TASK MATERIAL ->
══════════════════════════════
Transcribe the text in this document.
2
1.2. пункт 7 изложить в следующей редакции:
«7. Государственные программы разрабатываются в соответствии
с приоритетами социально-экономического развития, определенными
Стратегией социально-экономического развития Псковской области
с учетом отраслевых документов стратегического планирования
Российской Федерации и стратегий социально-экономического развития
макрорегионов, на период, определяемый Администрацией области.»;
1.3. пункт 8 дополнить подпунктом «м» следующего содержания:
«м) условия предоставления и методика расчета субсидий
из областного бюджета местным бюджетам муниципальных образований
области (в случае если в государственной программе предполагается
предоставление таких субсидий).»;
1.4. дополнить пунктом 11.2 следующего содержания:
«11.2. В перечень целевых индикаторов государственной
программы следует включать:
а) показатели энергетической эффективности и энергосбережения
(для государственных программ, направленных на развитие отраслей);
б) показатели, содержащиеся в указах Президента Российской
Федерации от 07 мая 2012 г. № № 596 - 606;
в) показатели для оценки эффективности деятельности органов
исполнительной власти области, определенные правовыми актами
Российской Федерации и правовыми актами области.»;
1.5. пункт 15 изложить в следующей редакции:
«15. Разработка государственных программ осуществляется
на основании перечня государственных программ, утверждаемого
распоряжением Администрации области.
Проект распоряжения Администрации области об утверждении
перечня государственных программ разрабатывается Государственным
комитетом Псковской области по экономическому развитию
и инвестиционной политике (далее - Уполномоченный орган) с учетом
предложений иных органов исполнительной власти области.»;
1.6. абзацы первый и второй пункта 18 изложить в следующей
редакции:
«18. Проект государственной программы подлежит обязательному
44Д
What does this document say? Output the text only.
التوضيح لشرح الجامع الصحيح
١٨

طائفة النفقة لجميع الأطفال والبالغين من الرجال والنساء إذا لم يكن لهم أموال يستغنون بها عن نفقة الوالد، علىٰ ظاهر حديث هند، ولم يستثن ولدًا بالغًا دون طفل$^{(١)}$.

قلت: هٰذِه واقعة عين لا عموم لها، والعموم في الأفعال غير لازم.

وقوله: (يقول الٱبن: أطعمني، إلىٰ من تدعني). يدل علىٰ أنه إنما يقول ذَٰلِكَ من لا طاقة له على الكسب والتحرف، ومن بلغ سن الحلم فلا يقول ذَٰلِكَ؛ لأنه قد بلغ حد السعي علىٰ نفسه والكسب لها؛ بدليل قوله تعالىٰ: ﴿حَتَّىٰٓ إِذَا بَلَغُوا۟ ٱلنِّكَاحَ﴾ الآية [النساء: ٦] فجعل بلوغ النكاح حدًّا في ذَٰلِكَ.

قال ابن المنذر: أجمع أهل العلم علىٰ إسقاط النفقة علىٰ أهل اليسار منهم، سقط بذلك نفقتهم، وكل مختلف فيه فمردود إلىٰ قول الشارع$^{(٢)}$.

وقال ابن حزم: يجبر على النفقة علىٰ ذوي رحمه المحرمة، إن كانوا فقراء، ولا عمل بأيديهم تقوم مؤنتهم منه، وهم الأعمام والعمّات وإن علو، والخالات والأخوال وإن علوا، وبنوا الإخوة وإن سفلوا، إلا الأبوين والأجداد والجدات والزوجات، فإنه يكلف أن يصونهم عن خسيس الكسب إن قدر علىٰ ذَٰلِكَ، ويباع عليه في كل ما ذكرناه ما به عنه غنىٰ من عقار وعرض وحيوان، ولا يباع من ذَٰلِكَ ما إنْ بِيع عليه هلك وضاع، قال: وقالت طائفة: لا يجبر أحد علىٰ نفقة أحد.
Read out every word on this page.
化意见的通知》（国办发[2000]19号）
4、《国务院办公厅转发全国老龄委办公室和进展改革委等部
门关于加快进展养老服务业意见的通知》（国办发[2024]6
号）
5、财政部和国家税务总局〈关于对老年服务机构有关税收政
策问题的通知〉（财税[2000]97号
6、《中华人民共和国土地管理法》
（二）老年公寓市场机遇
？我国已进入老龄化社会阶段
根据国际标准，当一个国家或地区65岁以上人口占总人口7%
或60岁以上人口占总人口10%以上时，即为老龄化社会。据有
══════════════════════════════
EXERCISE INSTRUCTIONS -> Find every line holding the word "text"; give their count and nothing else.

ANSWER TO THE EXERCISE -> 2